(Saved data entries)
▬▬▬

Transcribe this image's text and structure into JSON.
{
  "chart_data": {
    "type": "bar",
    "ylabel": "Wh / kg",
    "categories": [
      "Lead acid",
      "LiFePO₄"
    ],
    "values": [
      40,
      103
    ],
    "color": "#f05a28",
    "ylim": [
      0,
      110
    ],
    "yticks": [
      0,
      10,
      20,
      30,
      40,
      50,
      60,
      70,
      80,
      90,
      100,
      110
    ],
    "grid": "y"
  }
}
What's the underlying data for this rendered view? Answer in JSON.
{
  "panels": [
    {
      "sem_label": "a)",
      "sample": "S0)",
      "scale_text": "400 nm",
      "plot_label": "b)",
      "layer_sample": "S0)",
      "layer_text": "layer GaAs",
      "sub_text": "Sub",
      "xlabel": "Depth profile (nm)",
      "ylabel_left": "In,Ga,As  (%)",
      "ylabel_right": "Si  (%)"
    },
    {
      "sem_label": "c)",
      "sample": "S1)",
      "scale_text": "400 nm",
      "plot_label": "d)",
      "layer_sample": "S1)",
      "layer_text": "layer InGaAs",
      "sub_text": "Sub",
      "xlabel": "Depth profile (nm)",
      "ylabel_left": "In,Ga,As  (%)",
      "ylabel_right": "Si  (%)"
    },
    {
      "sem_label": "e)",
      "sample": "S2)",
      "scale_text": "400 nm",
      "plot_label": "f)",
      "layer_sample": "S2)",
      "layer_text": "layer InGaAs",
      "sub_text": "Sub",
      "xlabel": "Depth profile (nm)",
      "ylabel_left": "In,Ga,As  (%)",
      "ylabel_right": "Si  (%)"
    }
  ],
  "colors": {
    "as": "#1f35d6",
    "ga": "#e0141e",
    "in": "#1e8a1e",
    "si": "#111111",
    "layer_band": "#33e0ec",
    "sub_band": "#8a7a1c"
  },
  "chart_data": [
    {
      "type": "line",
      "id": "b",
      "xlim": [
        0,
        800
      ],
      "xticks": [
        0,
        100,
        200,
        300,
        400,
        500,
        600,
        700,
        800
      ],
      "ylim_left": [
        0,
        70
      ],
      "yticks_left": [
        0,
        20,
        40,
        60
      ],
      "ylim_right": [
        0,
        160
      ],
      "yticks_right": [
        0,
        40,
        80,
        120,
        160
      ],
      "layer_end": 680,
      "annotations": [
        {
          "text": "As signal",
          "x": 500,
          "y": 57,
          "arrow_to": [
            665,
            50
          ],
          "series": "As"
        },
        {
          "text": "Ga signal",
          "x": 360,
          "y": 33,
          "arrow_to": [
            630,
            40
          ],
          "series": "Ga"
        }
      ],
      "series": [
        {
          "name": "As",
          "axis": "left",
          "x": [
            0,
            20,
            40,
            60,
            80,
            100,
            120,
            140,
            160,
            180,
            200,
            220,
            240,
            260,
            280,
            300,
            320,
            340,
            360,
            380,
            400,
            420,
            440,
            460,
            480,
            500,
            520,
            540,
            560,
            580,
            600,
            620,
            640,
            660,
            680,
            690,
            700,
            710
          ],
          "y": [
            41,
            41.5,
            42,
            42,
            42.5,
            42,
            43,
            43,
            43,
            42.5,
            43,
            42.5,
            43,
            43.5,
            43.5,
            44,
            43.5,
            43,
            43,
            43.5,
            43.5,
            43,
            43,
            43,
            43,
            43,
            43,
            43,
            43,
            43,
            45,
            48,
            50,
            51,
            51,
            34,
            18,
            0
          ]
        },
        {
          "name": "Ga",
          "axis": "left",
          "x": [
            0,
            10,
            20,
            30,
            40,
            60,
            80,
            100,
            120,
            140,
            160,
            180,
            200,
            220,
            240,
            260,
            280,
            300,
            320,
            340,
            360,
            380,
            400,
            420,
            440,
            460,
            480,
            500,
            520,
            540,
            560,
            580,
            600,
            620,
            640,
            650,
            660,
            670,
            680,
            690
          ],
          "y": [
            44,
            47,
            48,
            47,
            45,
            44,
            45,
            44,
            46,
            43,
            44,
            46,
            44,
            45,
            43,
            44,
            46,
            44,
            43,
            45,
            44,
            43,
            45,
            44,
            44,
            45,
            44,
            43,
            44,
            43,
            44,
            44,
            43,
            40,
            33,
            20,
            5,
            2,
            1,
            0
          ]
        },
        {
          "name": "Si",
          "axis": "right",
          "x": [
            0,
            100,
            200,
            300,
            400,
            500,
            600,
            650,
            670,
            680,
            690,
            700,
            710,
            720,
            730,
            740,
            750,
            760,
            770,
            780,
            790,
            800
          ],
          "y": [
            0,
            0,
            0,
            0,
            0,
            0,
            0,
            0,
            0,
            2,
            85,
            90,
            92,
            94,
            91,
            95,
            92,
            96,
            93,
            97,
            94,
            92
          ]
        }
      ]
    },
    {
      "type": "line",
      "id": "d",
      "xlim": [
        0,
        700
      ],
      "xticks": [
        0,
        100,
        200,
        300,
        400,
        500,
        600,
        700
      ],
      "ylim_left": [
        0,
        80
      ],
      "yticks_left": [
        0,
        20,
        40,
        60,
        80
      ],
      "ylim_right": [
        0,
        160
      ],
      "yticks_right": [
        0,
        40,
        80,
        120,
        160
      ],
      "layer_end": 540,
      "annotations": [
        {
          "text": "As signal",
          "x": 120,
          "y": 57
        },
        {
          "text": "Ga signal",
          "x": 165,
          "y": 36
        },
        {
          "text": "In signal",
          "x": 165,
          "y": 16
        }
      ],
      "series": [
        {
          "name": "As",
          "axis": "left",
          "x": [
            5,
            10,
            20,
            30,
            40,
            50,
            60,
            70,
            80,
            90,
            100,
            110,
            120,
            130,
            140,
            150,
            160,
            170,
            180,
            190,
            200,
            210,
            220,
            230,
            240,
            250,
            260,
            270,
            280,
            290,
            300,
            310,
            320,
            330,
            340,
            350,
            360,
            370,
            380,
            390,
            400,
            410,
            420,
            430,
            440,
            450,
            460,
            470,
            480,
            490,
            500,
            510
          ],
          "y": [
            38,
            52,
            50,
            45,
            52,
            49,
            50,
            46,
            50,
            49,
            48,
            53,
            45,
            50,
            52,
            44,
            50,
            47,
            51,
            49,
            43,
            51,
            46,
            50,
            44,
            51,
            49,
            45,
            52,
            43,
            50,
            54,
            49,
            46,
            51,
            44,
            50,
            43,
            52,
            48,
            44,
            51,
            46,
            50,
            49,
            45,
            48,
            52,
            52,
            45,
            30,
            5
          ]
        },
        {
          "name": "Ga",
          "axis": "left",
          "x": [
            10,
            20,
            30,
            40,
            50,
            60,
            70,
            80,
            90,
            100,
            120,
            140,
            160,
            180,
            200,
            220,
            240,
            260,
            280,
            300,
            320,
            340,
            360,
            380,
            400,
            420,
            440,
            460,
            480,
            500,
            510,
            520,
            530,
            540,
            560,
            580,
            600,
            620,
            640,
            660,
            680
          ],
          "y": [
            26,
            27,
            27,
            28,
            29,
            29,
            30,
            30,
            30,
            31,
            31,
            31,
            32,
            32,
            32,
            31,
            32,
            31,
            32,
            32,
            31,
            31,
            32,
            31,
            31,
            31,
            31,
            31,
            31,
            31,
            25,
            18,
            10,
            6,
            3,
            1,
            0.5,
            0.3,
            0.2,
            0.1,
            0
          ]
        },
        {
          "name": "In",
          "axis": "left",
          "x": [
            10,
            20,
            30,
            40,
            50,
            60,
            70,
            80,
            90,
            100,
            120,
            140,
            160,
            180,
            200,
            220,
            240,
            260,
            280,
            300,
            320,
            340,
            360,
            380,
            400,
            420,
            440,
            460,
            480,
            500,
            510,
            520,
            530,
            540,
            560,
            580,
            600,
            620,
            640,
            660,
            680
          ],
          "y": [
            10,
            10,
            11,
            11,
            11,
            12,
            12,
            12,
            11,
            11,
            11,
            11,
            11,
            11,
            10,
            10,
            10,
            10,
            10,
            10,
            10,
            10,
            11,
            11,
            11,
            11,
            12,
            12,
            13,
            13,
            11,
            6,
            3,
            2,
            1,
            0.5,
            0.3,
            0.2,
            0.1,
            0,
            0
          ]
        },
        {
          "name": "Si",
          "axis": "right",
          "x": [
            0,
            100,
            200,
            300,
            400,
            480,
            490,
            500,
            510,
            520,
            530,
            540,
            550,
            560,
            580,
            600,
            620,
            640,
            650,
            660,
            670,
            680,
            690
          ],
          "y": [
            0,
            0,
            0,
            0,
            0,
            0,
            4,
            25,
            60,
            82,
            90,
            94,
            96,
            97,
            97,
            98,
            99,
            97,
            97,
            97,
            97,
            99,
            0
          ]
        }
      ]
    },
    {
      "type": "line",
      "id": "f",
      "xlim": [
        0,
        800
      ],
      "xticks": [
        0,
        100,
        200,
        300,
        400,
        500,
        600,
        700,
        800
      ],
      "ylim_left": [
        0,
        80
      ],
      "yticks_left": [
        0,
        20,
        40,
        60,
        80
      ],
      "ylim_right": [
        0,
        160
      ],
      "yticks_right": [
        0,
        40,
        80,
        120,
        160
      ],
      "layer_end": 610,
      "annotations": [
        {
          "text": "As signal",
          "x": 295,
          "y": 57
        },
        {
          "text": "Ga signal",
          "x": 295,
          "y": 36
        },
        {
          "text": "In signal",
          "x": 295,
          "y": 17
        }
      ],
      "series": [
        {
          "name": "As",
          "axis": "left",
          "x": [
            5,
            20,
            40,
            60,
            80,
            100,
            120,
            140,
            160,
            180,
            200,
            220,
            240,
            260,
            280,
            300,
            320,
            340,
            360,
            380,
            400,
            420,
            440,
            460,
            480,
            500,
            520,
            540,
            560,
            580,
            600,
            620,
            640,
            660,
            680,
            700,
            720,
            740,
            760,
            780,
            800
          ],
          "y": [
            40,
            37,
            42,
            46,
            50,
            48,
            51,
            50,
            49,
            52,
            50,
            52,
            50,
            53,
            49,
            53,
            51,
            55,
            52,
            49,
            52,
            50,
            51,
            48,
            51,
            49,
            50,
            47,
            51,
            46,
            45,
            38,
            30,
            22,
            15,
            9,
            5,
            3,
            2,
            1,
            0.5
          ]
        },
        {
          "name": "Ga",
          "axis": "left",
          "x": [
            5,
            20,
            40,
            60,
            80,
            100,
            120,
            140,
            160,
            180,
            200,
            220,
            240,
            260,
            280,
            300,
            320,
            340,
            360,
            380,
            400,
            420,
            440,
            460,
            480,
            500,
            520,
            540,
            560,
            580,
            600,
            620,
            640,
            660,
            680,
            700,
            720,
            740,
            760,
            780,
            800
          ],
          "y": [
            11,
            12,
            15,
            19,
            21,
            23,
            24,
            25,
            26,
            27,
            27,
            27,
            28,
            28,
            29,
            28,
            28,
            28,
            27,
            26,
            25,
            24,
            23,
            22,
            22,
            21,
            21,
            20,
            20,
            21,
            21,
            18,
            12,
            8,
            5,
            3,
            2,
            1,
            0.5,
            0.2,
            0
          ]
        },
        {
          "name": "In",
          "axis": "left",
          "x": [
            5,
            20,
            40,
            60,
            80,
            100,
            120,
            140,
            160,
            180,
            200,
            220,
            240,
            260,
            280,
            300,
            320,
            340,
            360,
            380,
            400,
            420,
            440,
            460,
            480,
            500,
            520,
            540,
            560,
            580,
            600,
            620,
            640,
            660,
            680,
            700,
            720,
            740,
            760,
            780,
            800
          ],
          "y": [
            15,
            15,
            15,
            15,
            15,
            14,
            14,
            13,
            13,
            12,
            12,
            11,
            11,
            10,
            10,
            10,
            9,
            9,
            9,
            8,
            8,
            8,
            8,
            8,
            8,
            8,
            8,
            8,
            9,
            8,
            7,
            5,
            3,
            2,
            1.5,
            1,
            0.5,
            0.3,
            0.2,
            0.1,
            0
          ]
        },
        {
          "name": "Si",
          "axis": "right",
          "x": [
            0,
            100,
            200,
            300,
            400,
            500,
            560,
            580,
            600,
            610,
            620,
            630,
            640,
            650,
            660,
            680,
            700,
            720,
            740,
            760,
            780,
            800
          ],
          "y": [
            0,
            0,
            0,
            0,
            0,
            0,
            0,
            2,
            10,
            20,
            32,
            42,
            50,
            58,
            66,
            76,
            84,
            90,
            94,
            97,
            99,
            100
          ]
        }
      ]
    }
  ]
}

▬▬▬

TASK OBJECTIVE: In the records above, how many lines contain the word "this"? Give the number alone.

TASK SOLUTION: 2